(PROBLEM) State how many lines hold the string "Riley". Give the number and nothing else.

(PROVIDED MATERIAL)

· · · · ·

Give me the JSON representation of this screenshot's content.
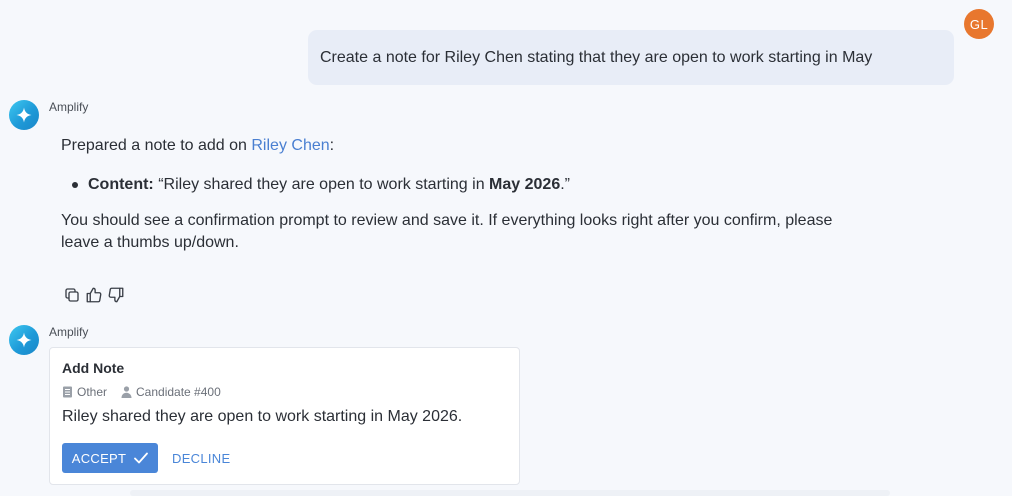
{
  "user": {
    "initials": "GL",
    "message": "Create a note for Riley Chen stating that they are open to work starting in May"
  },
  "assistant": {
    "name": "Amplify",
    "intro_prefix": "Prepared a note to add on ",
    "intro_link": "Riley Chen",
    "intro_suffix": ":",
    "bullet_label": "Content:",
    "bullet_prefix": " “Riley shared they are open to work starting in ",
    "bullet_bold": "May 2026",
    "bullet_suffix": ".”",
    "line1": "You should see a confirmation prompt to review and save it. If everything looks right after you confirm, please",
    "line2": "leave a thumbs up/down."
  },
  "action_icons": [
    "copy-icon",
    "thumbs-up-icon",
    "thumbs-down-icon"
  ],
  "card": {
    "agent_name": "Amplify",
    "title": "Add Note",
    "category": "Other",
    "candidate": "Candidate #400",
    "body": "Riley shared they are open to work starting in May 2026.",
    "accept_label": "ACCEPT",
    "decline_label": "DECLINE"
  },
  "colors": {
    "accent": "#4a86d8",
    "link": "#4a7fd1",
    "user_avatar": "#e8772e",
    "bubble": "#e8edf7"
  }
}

· · · · ·

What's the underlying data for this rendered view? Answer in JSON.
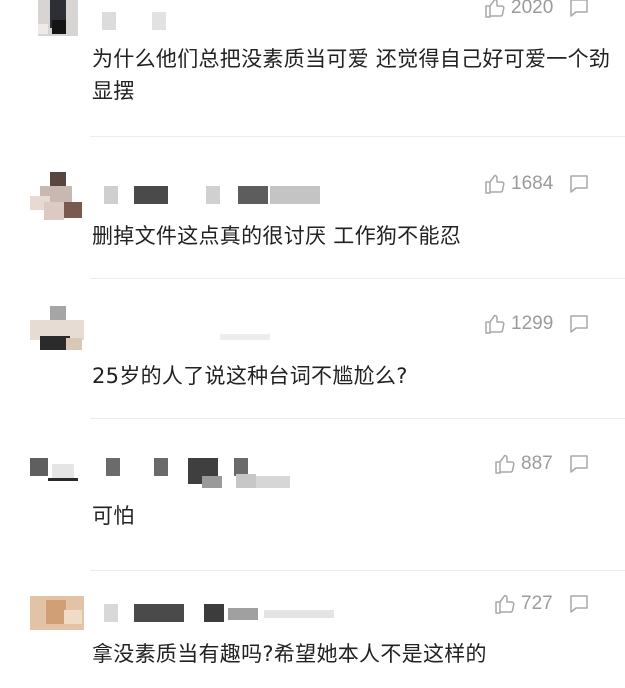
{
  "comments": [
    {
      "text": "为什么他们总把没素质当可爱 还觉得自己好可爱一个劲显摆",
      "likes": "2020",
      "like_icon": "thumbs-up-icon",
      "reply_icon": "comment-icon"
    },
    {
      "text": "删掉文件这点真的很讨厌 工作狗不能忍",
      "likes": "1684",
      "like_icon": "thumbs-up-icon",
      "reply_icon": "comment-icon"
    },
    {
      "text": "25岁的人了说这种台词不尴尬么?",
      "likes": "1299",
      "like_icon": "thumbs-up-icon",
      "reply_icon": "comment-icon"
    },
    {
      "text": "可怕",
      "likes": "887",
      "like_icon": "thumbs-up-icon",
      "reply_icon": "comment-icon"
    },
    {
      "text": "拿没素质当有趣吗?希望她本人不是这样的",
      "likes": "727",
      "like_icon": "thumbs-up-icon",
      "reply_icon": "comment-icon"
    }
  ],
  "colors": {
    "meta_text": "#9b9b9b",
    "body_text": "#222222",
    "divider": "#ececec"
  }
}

· · · · ·

(TASK RESULT) 4